Task prompt: Please copy every line of the records below character for character, leaving out the pictures.

Provided records:
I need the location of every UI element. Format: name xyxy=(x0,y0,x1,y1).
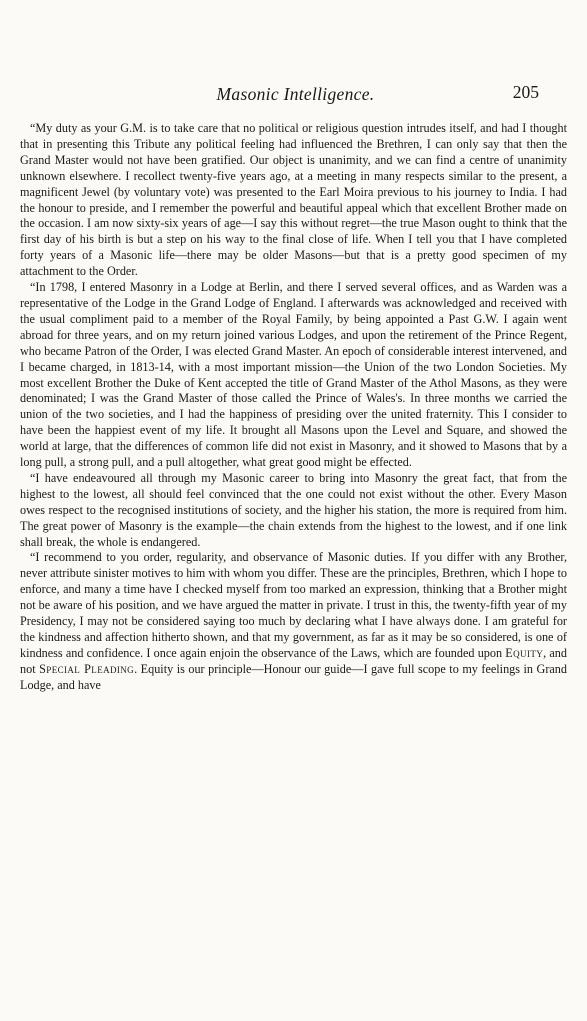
paragraph-4-text-middle: , and not xyxy=(20,645,567,676)
small-caps-special-pleading: Special Pleading xyxy=(39,661,135,676)
running-header xyxy=(20,84,571,104)
paragraph-4 xyxy=(20,550,567,693)
small-caps-equity: Equity xyxy=(505,645,544,660)
running-title: Masonic Intelligence. xyxy=(216,84,375,104)
paragraph-1: “My duty as your G.M. is to take care that no political or religious question intrudes itself, and had I thought that in presenting this Tribute any political feeling had influenced the Brethren, I can only say that then the Grand Master would not have been gratified. Our object is unanimity, and we can find a centre of unanimity unknown elsewhere. I recollect twenty-five years ago, at a meeting in many respects similar to the present, a magnificent Jewel (by voluntary vote) was presented to the Earl Moira previous to his journey to India. I had the honour to preside, and I remember the powerful and beautiful appeal which that excellent Brother made on the occasion. I am now sixty-six years of age—I say this without regret—the true Mason ought to think that the first day of his birth is but a step on his way to the final close of life. When I tell you that I have completed forty years of a Masonic life—there may be older Masons—but that is a pretty good specimen of my attachment to the Order. xyxy=(20,121,567,279)
body-text xyxy=(20,121,567,694)
paragraph-4-text-after: . Equity is our principle—Honour our guide—I gave full scope to my feelings in Grand Lodge, and have xyxy=(20,661,567,692)
paragraph-3: “I have endeavoured all through my Masonic career to bring into Masonry the great fact, that from the highest to the lowest, all should feel convinced that the one could not exist without the other. Every Mason owes respect to the recognised institutions of society, and the higher his station, the more is required from him. The great power of Masonry is the example—the chain extends from the highest to the lowest, and if one link shall break, the whole is endangered. xyxy=(20,470,567,549)
page-number: 205 xyxy=(512,82,539,102)
paragraph-2: “In 1798, I entered Masonry in a Lodge at Berlin, and there I served several offices, and as Warden was a representative of the Lodge in the Grand Lodge of England. I afterwards was acknowledged and received with the usual compliment paid to a member of the Royal Family, by being appointed a Past G.W. I again went abroad for three years, and on my return joined various Lodges, and upon the retirement of the Prince Regent, who became Patron of the Order, I was elected Grand Master. An epoch of considerable interest intervened, and I became charged, in 1813-14, with a most important mission—the Union of the two London Societies. My most excellent Brother the Duke of Kent accepted the title of Grand Master of the Athol Masons, as they were denominated; I was the Grand Master of those called the Prince of Wales's. In three months we carried the union of the two societies, and I had the happiness of presiding over the united fraternity. This I consider to have been the happiest event of my life. It brought all Masons upon the Level and Square, and showed the world at large, that the differences of common life did not exist in Masonry, and it showed to Masons that by a long pull, a strong pull, and a pull altogether, what great good might be effected. xyxy=(20,280,567,470)
paragraph-4-text-before: “I recommend to you order, regularity, and observance of Masonic duties. If you differ with any Brother, never attribute sinister motives to him with whom you differ. These are the principles, Brethren, which I hope to enforce, and many a time have I checked myself from too marked an expression, thinking that a Brother might not be aware of his position, and we have argued the matter in private. I trust in this, the twenty-fifth year of my Presidency, I may not be considered saying too much by declaring what I have always done. I am grateful for the kindness and affection hitherto shown, and that my government, as far as it may be so considered, is one of kindness and confidence. I once again enjoin the observance of the Laws, which are founded upon xyxy=(20,550,567,660)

Answer to this exercise:
I need the location of every UI element. Format: name xyxy=(x0,y0,x1,y1).
paragraph-4-text-middle: , and not xyxy=(20,645,567,676)
small-caps-special-pleading: Special Pleading xyxy=(39,661,135,676)
running-header xyxy=(20,84,571,104)
paragraph-4 xyxy=(20,550,567,693)
small-caps-equity: Equity xyxy=(505,645,544,660)
running-title: Masonic Intelligence. xyxy=(216,84,375,104)
paragraph-1: “My duty as your G.M. is to take care that no political or religious question intrudes itself, and had I thought that in presenting this Tribute any political feeling had influenced the Brethren, I can only say that then the Grand Master would not have been gratified. Our object is unanimity, and we can find a centre of unanimity unknown elsewhere. I recollect twenty-five years ago, at a meeting in many respects similar to the present, a magnificent Jewel (by voluntary vote) was presented to the Earl Moira previous to his journey to India. I had the honour to preside, and I remember the powerful and beautiful appeal which that excellent Brother made on the occasion. I am now sixty-six years of age—I say this without regret—the true Mason ought to think that the first day of his birth is but a step on his way to the final close of life. When I tell you that I have completed forty years of a Masonic life—there may be older Masons—but that is a pretty good specimen of my attachment to the Order. xyxy=(20,121,567,279)
body-text xyxy=(20,121,567,694)
paragraph-4-text-after: . Equity is our principle—Honour our guide—I gave full scope to my feelings in Grand Lodge, and have xyxy=(20,661,567,692)
paragraph-3: “I have endeavoured all through my Masonic career to bring into Masonry the great fact, that from the highest to the lowest, all should feel convinced that the one could not exist without the other. Every Mason owes respect to the recognised institutions of society, and the higher his station, the more is required from him. The great power of Masonry is the example—the chain extends from the highest to the lowest, and if one link shall break, the whole is endangered. xyxy=(20,470,567,549)
page-number: 205 xyxy=(512,82,539,102)
paragraph-2: “In 1798, I entered Masonry in a Lodge at Berlin, and there I served several offices, and as Warden was a representative of the Lodge in the Grand Lodge of England. I afterwards was acknowledged and received with the usual compliment paid to a member of the Royal Family, by being appointed a Past G.W. I again went abroad for three years, and on my return joined various Lodges, and upon the retirement of the Prince Regent, who became Patron of the Order, I was elected Grand Master. An epoch of considerable interest intervened, and I became charged, in 1813-14, with a most important mission—the Union of the two London Societies. My most excellent Brother the Duke of Kent accepted the title of Grand Master of the Athol Masons, as they were denominated; I was the Grand Master of those called the Prince of Wales's. In three months we carried the union of the two societies, and I had the happiness of presiding over the united fraternity. This I consider to have been the happiest event of my life. It brought all Masons upon the Level and Square, and showed the world at large, that the differences of common life did not exist in Masonry, and it showed to Masons that by a long pull, a strong pull, and a pull altogether, what great good might be effected. xyxy=(20,280,567,470)
paragraph-4-text-before: “I recommend to you order, regularity, and observance of Masonic duties. If you differ with any Brother, never attribute sinister motives to him with whom you differ. These are the principles, Brethren, which I hope to enforce, and many a time have I checked myself from too marked an expression, thinking that a Brother might not be aware of his position, and we have argued the matter in private. I trust in this, the twenty-fifth year of my Presidency, I may not be considered saying too much by declaring what I have always done. I am grateful for the kindness and affection hitherto shown, and that my government, as far as it may be so considered, is one of kindness and confidence. I once again enjoin the observance of the Laws, which are founded upon xyxy=(20,550,567,660)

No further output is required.